/---
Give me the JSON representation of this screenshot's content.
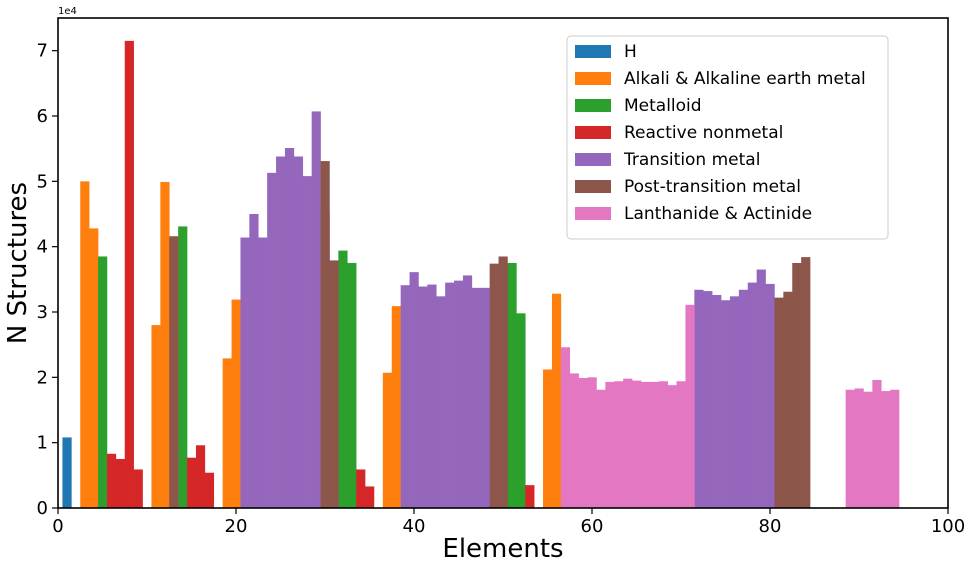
{
  "chart_data": {
    "type": "bar",
    "xlabel": "Elements",
    "ylabel": "N Structures",
    "y_scale_label": "1e4",
    "xlim": [
      0,
      100
    ],
    "ylim": [
      0,
      75000
    ],
    "x_ticks": [
      0,
      20,
      40,
      60,
      80,
      100
    ],
    "y_ticks": [
      0,
      10000,
      20000,
      30000,
      40000,
      50000,
      60000,
      70000
    ],
    "y_tick_labels": [
      "0",
      "1",
      "2",
      "3",
      "4",
      "5",
      "6",
      "7"
    ],
    "x_tick_labels": [
      "0",
      "20",
      "40",
      "60",
      "80",
      "100"
    ],
    "grid": false,
    "legend_position": "top-right",
    "series": [
      {
        "name": "H",
        "color": "#1f77b4",
        "x": [
          1
        ],
        "values": [
          10800
        ]
      },
      {
        "name": "Alkali & Alkaline earth metal",
        "color": "#ff7f0e",
        "x": [
          3,
          4,
          11,
          12,
          19,
          20,
          37,
          38,
          55,
          56
        ],
        "values": [
          50000,
          42800,
          28000,
          49900,
          22900,
          31900,
          20700,
          30900,
          21200,
          32800
        ]
      },
      {
        "name": "Metalloid",
        "color": "#2ca02c",
        "x": [
          5,
          14,
          32,
          33,
          51,
          52
        ],
        "values": [
          38500,
          43100,
          39400,
          37500,
          37500,
          29800
        ]
      },
      {
        "name": "Reactive nonmetal",
        "color": "#d62728",
        "x": [
          6,
          7,
          8,
          9,
          15,
          16,
          17,
          34,
          35,
          53
        ],
        "values": [
          8300,
          7500,
          71500,
          5900,
          7700,
          9600,
          5400,
          5900,
          3300,
          3500
        ]
      },
      {
        "name": "Transition metal",
        "color": "#9467bd",
        "x": [
          21,
          22,
          23,
          24,
          25,
          26,
          27,
          28,
          29,
          30,
          39,
          40,
          41,
          42,
          43,
          44,
          45,
          46,
          47,
          48,
          72,
          73,
          74,
          75,
          76,
          77,
          78,
          79,
          80
        ],
        "values": [
          41400,
          45000,
          41400,
          51300,
          53800,
          55100,
          53800,
          50800,
          60700,
          45300,
          34100,
          36100,
          33900,
          34200,
          32400,
          34500,
          34800,
          35600,
          33700,
          33700,
          33400,
          33200,
          32600,
          31800,
          32400,
          33400,
          34500,
          36500,
          34300
        ]
      },
      {
        "name": "Post-transition metal",
        "color": "#8c564b",
        "x": [
          13,
          31,
          49,
          50,
          81,
          82,
          83
        ],
        "values": [
          41600,
          37900,
          37400,
          38500,
          32200,
          33100,
          37500
        ]
      },
      {
        "name": "Lanthanide & Actinide",
        "color": "#e377c2",
        "x": [
          57,
          58,
          59,
          60,
          61,
          62,
          63,
          64,
          65,
          66,
          67,
          68,
          69,
          70,
          71,
          89,
          90,
          91,
          92,
          93,
          94
        ],
        "values": [
          24600,
          20600,
          19900,
          20000,
          18100,
          19300,
          19400,
          19800,
          19500,
          19300,
          19300,
          19400,
          18800,
          19400,
          31100,
          18100,
          18300,
          17800,
          19600,
          17900,
          18100
        ]
      }
    ],
    "extra_bars": [
      {
        "x": 30,
        "value": 53100,
        "series": "Post-transition metal"
      },
      {
        "x": 84,
        "value": 38400,
        "series": "Post-transition metal"
      }
    ]
  }
}
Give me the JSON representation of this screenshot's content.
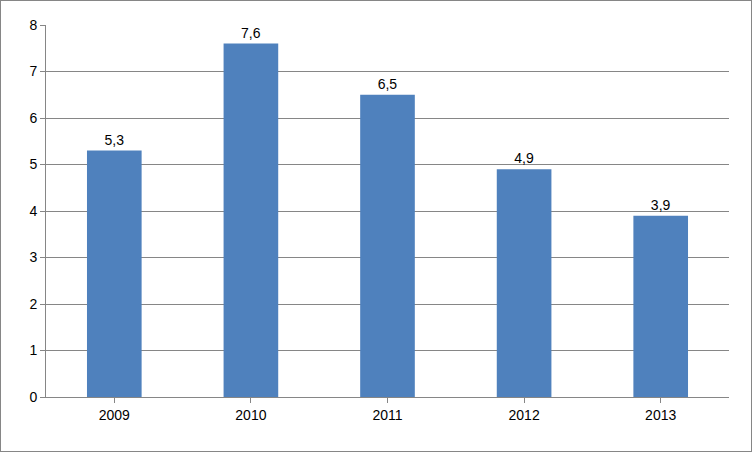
{
  "chart_data": {
    "type": "bar",
    "categories": [
      "2009",
      "2010",
      "2011",
      "2012",
      "2013"
    ],
    "values": [
      5.3,
      7.6,
      6.5,
      4.9,
      3.9
    ],
    "value_labels": [
      "5,3",
      "7,6",
      "6,5",
      "4,9",
      "3,9"
    ],
    "color": "#4f81bd",
    "ylim": [
      0,
      8
    ],
    "yticks": [
      0,
      1,
      2,
      3,
      4,
      5,
      6,
      7,
      8
    ],
    "grid": true,
    "data_labels": true
  }
}
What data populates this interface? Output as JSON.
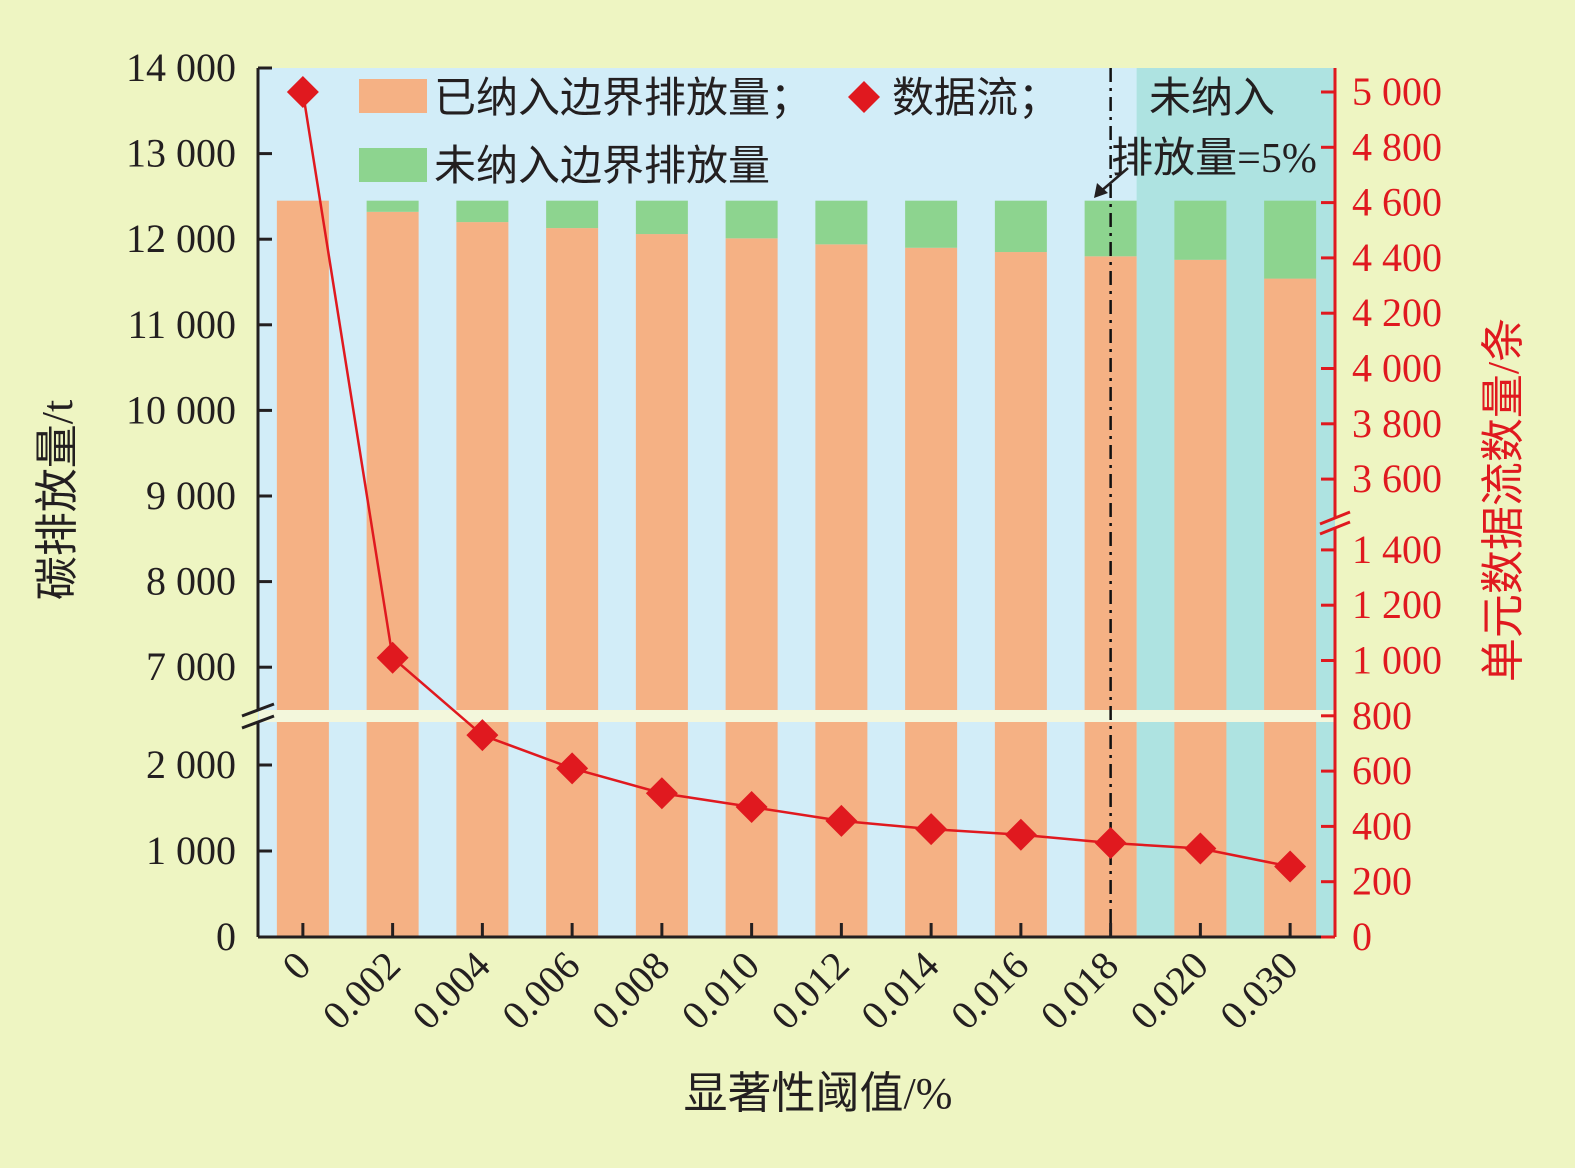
{
  "chart_data": {
    "type": "bar",
    "xlabel": "显著性阈值/%",
    "ylabel_left": "碳排放量/t",
    "ylabel_right": "单元数据流数量/条",
    "categories": [
      "0",
      "0.002",
      "0.004",
      "0.006",
      "0.008",
      "0.010",
      "0.012",
      "0.014",
      "0.016",
      "0.018",
      "0.020",
      "0.030"
    ],
    "y_left_ticks": [
      "0",
      "1 000",
      "2 000",
      "7 000",
      "8 000",
      "9 000",
      "10 000",
      "11 000",
      "12 000",
      "13 000",
      "14 000"
    ],
    "y_right_ticks": [
      "0",
      "200",
      "400",
      "600",
      "800",
      "1 000",
      "1 200",
      "1 400",
      "3 600",
      "3 800",
      "4 000",
      "4 200",
      "4 400",
      "4 600",
      "4 800",
      "5 000"
    ],
    "ylim_left": [
      0,
      14000
    ],
    "ylim_right": [
      0,
      5000
    ],
    "left_axis_break": [
      2500,
      6500
    ],
    "right_axis_break": [
      1500,
      3500
    ],
    "stacked": true,
    "series": [
      {
        "name": "已纳入边界排放量",
        "type": "bar",
        "axis": "left",
        "color": "#f5b184",
        "values": [
          12450,
          12320,
          12200,
          12130,
          12060,
          12010,
          11940,
          11900,
          11850,
          11800,
          11760,
          11540
        ]
      },
      {
        "name": "未纳入边界排放量",
        "type": "bar",
        "axis": "left",
        "color": "#8dd48f",
        "values": [
          0,
          130,
          250,
          320,
          390,
          440,
          510,
          550,
          600,
          650,
          690,
          910
        ]
      },
      {
        "name": "数据流",
        "type": "line",
        "axis": "right",
        "color": "#e0191f",
        "marker": "diamond",
        "values": [
          5000,
          1010,
          730,
          610,
          520,
          470,
          420,
          390,
          370,
          340,
          320,
          255
        ]
      }
    ],
    "legend": {
      "entries": [
        "已纳入边界排放量",
        "数据流",
        "未纳入边界排放量"
      ],
      "separator": "；",
      "placement": "top-left"
    },
    "annotation": {
      "line1": "未纳入",
      "line2": "排放量=5%",
      "at_category": "0.018"
    },
    "colors": {
      "outer_bg": "#eef5c2",
      "plot_bg": "#d2edf8",
      "shaded_bg": "#aee3e1",
      "break_band": "#f3f7dc",
      "right_axis": "#e0191f",
      "left_axis": "#231f20"
    }
  }
}
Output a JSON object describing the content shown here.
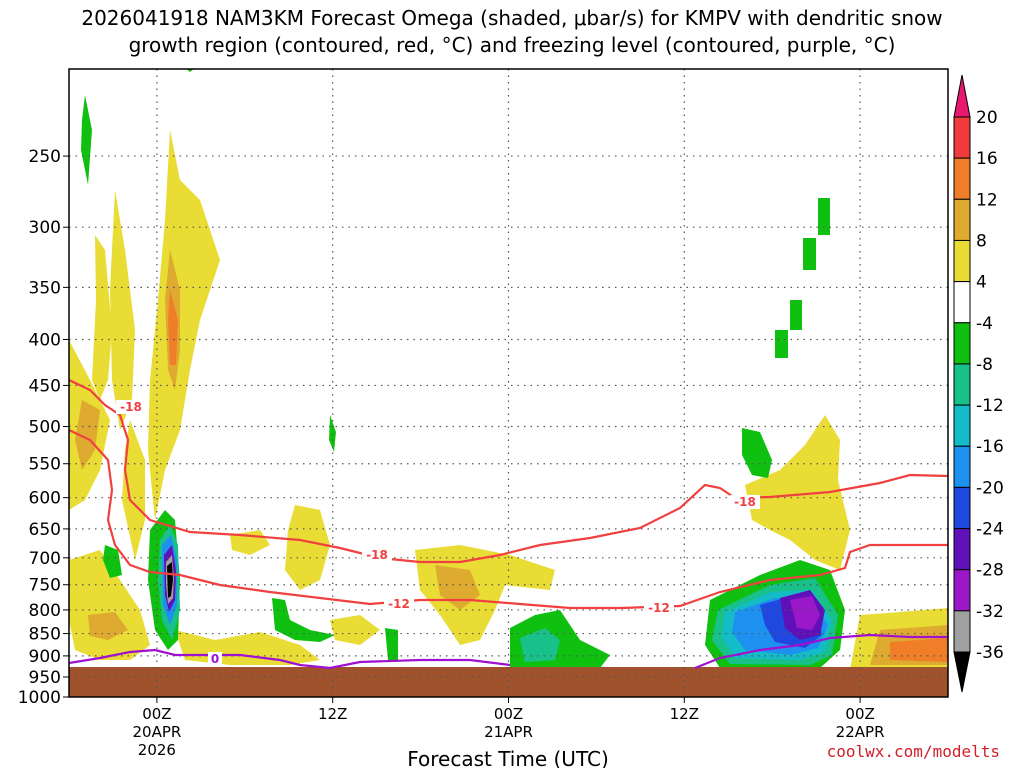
{
  "title_line1": "2026041918 NAM3KM Forecast Omega (shaded, μbar/s) for KMPV with dendritic snow",
  "title_line2": "growth region (contoured, red, °C) and freezing level (contoured, purple, °C)",
  "credit": "coolwx.com/modelts",
  "chart_data": {
    "type": "heatmap",
    "xlabel": "Forecast Time (UTC)",
    "x_ticks": [
      {
        "label": "00Z",
        "sub": [
          "20APR",
          "2026"
        ],
        "hour": 6
      },
      {
        "label": "12Z",
        "sub": [],
        "hour": 18
      },
      {
        "label": "00Z",
        "sub": [
          "21APR"
        ],
        "hour": 30
      },
      {
        "label": "12Z",
        "sub": [],
        "hour": 42
      },
      {
        "label": "00Z",
        "sub": [
          "22APR"
        ],
        "hour": 54
      }
    ],
    "xlim_hours": [
      0,
      60
    ],
    "y_ticks": [
      250,
      300,
      350,
      400,
      450,
      500,
      550,
      600,
      650,
      700,
      750,
      800,
      850,
      900,
      950,
      1000
    ],
    "ylim_hpa": [
      200,
      1000
    ],
    "y_scale": "log-pressure",
    "colorbar_levels": [
      20,
      16,
      12,
      8,
      4,
      -4,
      -8,
      -12,
      -16,
      -20,
      -24,
      -28,
      -32,
      -36
    ],
    "colorbar_colors": [
      "#e8186f",
      "#f03c3c",
      "#f07d28",
      "#dfaa30",
      "#e9dc34",
      "#ffffff",
      "#10c010",
      "#18c08a",
      "#14bcc8",
      "#1e90f0",
      "#1e48e0",
      "#6010b8",
      "#9a18c8",
      "#a0a0a0",
      "#000000"
    ],
    "contours": {
      "snow_growth_red": [
        "-18",
        "-12",
        "-18"
      ],
      "freezing_purple": [
        "0"
      ]
    },
    "ground_color": "#a0522d",
    "grid": true
  }
}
\---
__Directions for this task__: Copy out the lines in which the string "name" appears.

__Task output__:
        "name": "H",
        "name": "Alkali & Alkaline earth metal",
        "name": "Metalloid",
        "name": "Reactive nonmetal",
        "name": "Transition metal",
        "name": "Post-transition metal",
        "name": "Lanthanide & Actinide",
        "name": "已纳入边界排放量",
        "name": "未纳入边界排放量",
        "name": "数据流",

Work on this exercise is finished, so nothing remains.